───── TASK DATA ─────
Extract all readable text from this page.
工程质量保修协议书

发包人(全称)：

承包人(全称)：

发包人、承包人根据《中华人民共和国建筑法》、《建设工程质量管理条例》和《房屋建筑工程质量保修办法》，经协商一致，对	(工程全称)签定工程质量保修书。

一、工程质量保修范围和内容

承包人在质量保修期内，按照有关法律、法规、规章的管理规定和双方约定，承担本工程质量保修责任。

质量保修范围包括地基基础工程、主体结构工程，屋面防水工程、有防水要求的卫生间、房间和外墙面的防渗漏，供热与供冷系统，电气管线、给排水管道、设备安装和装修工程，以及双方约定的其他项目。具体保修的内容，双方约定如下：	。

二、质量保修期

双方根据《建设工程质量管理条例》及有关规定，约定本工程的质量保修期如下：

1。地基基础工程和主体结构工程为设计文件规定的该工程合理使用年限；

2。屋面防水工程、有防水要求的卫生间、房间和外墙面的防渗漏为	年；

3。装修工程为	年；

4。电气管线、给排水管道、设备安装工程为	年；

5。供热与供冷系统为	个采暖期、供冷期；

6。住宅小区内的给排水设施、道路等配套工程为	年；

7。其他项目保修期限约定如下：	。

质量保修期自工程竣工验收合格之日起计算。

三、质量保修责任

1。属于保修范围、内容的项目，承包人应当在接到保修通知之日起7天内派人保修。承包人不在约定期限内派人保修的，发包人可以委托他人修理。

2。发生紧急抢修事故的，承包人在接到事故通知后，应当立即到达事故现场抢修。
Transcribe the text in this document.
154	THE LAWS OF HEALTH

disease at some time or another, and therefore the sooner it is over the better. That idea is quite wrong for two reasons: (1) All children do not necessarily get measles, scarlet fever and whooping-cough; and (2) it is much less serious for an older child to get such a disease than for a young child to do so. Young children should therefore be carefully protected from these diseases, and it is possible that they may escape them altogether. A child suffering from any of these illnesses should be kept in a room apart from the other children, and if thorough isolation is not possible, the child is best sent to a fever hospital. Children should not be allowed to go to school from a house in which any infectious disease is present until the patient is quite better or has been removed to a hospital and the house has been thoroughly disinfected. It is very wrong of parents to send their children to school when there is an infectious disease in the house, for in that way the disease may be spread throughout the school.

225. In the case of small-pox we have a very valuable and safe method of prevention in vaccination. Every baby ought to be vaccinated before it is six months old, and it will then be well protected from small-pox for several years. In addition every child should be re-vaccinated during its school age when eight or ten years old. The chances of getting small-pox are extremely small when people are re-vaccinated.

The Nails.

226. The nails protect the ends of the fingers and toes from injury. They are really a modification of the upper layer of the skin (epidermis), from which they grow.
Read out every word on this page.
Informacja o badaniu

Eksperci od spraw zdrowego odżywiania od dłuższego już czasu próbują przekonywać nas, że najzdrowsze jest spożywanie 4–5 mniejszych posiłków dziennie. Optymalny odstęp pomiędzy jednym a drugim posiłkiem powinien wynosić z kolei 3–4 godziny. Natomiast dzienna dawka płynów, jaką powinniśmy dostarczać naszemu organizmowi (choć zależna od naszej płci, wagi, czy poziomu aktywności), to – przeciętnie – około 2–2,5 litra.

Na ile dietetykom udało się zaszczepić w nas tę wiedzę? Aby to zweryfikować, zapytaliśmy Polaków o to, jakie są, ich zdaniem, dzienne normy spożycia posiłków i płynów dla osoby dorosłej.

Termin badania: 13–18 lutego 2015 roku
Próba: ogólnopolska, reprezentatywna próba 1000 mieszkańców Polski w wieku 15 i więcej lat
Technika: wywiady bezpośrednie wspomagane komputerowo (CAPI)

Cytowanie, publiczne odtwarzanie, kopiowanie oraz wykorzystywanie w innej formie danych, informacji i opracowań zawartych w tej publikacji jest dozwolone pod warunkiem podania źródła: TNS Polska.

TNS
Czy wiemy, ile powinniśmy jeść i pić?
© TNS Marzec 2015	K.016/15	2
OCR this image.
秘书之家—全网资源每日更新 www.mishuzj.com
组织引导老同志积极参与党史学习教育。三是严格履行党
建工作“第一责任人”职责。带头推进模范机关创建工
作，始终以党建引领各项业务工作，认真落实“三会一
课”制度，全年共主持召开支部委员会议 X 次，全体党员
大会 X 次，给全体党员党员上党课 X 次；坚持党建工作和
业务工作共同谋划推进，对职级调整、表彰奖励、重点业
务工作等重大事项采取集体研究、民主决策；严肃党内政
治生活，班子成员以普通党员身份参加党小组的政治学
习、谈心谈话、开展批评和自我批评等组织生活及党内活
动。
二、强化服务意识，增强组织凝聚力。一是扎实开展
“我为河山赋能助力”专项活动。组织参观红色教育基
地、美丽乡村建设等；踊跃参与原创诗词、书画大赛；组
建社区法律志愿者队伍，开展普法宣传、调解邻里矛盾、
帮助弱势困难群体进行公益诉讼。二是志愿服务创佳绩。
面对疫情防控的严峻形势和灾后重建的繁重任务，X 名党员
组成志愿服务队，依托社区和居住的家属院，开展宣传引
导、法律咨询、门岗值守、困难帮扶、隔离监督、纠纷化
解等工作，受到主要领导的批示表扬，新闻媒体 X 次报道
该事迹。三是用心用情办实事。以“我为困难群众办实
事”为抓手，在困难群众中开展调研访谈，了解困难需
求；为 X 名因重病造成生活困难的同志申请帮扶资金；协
─────
**YOUR INSTRUCTIONS:**
Pick out each line in the material containing "page".

**ANSWER BELOW:**
Extract all readable text from this page.
Read out every word on this page.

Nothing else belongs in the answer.